- [PROVIDED RECORDS]
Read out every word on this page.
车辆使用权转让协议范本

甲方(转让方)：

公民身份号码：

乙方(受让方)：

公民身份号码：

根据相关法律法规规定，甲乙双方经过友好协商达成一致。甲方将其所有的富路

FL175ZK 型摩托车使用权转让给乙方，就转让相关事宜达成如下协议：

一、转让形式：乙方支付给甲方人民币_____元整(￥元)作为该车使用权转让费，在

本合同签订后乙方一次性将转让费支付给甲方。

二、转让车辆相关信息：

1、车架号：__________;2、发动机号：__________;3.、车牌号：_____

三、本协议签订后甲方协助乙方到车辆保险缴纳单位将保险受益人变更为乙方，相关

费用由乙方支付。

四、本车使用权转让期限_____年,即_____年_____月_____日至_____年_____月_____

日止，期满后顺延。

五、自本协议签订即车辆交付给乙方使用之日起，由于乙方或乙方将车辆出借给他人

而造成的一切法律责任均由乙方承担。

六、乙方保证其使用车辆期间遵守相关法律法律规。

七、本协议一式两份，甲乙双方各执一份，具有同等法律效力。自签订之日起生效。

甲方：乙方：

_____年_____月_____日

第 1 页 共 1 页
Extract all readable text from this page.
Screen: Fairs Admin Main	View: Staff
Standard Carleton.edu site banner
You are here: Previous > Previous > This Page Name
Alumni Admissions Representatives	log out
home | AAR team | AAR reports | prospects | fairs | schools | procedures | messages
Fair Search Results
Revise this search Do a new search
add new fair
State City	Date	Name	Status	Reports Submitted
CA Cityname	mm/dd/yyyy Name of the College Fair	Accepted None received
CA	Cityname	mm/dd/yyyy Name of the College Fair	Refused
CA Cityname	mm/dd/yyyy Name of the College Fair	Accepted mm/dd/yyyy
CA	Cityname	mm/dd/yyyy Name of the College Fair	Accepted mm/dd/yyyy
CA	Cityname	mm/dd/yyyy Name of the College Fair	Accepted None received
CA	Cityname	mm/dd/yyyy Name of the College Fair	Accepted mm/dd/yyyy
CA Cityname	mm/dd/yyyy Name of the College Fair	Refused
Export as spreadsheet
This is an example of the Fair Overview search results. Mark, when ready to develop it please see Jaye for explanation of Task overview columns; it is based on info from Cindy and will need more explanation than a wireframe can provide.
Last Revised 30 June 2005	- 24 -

- [PROBLEM]
Using the material above, gather every line that includes "yyyy".

- [WRITTEN RESPONSE]
CA Cityname	mm/dd/yyyy Name of the College Fair	Accepted None received
CA	Cityname	mm/dd/yyyy Name of the College Fair	Refused
CA Cityname	mm/dd/yyyy Name of the College Fair	Accepted mm/dd/yyyy
CA	Cityname	mm/dd/yyyy Name of the College Fair	Accepted mm/dd/yyyy
CA	Cityname	mm/dd/yyyy Name of the College Fair	Accepted None received
CA	Cityname	mm/dd/yyyy Name of the College Fair	Accepted mm/dd/yyyy
CA Cityname	mm/dd/yyyy Name of the College Fair	Refused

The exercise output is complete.